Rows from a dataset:
Start
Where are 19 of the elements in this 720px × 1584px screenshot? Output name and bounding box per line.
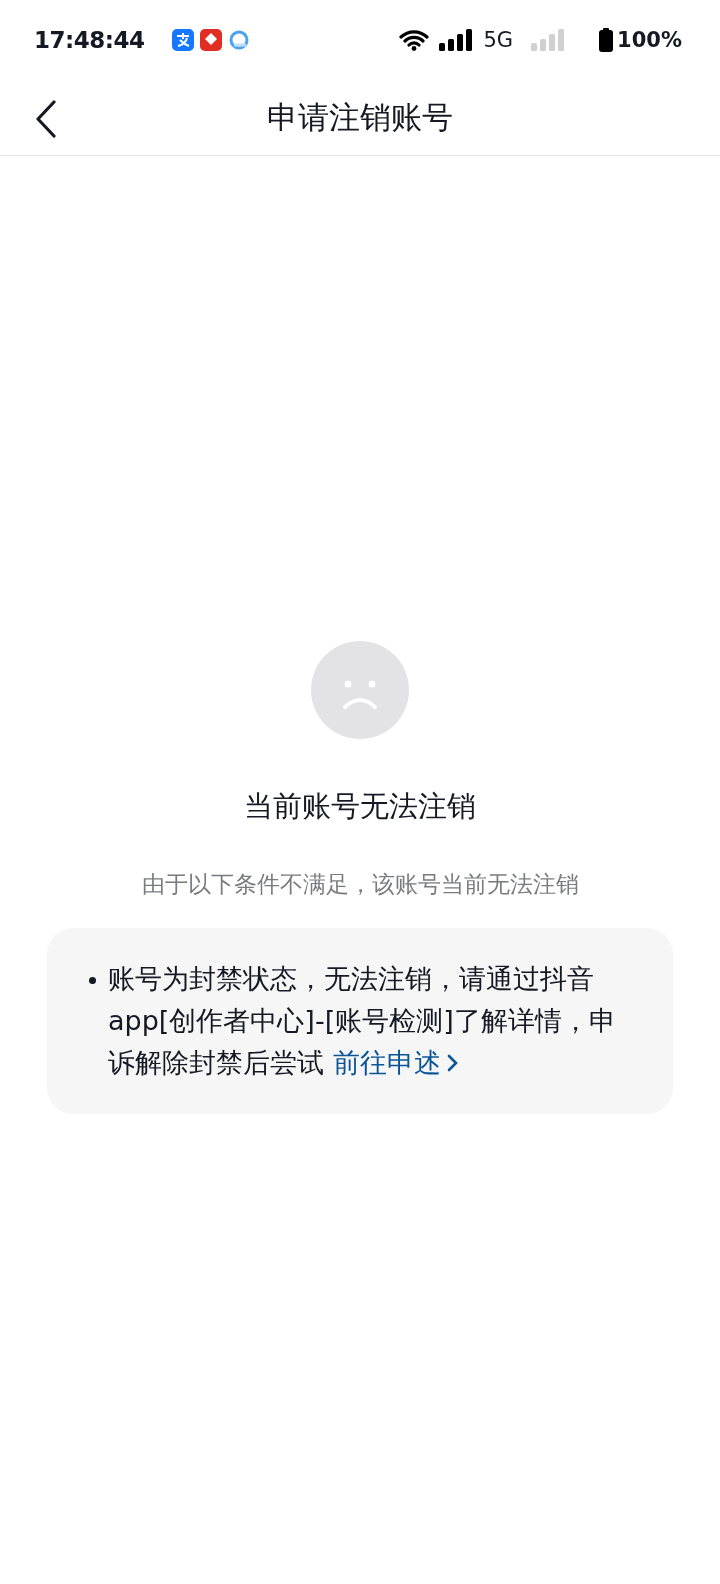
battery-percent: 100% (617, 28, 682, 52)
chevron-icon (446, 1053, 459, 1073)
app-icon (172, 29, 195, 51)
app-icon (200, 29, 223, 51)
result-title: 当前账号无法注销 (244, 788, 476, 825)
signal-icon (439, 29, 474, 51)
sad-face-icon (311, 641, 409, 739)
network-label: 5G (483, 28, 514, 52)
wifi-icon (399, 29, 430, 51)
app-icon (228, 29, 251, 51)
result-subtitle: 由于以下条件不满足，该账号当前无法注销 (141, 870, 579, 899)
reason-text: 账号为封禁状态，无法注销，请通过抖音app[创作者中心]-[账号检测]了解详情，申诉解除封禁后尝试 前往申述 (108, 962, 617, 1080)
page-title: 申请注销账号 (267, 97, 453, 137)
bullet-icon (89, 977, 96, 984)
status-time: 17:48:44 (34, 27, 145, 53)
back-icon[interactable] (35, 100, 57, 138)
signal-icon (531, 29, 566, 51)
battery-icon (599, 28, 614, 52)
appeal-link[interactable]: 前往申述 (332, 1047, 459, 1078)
End
• _WHAT IS ASKED_
Write out every line of the entries above again word for word, leaving out any pictures.

• _RESULT_
Where are 19 of the elements in this 720px × 1584px screenshot? Output name and bounding box per line.
battery-percent: 100% (617, 28, 682, 52)
chevron-icon (446, 1053, 459, 1073)
app-icon (172, 29, 195, 51)
app-icon (200, 29, 223, 51)
result-title: 当前账号无法注销 (244, 788, 476, 825)
signal-icon (439, 29, 474, 51)
sad-face-icon (311, 641, 409, 739)
network-label: 5G (483, 28, 514, 52)
wifi-icon (399, 29, 430, 51)
app-icon (228, 29, 251, 51)
result-subtitle: 由于以下条件不满足，该账号当前无法注销 (141, 870, 579, 899)
reason-text: 账号为封禁状态，无法注销，请通过抖音app[创作者中心]-[账号检测]了解详情，申诉解除封禁后尝试 前往申述 (108, 962, 617, 1080)
page-title: 申请注销账号 (267, 97, 453, 137)
bullet-icon (89, 977, 96, 984)
status-time: 17:48:44 (34, 27, 145, 53)
back-icon[interactable] (35, 100, 57, 138)
signal-icon (531, 29, 566, 51)
battery-icon (599, 28, 614, 52)
appeal-link[interactable]: 前往申述 (332, 1047, 459, 1078)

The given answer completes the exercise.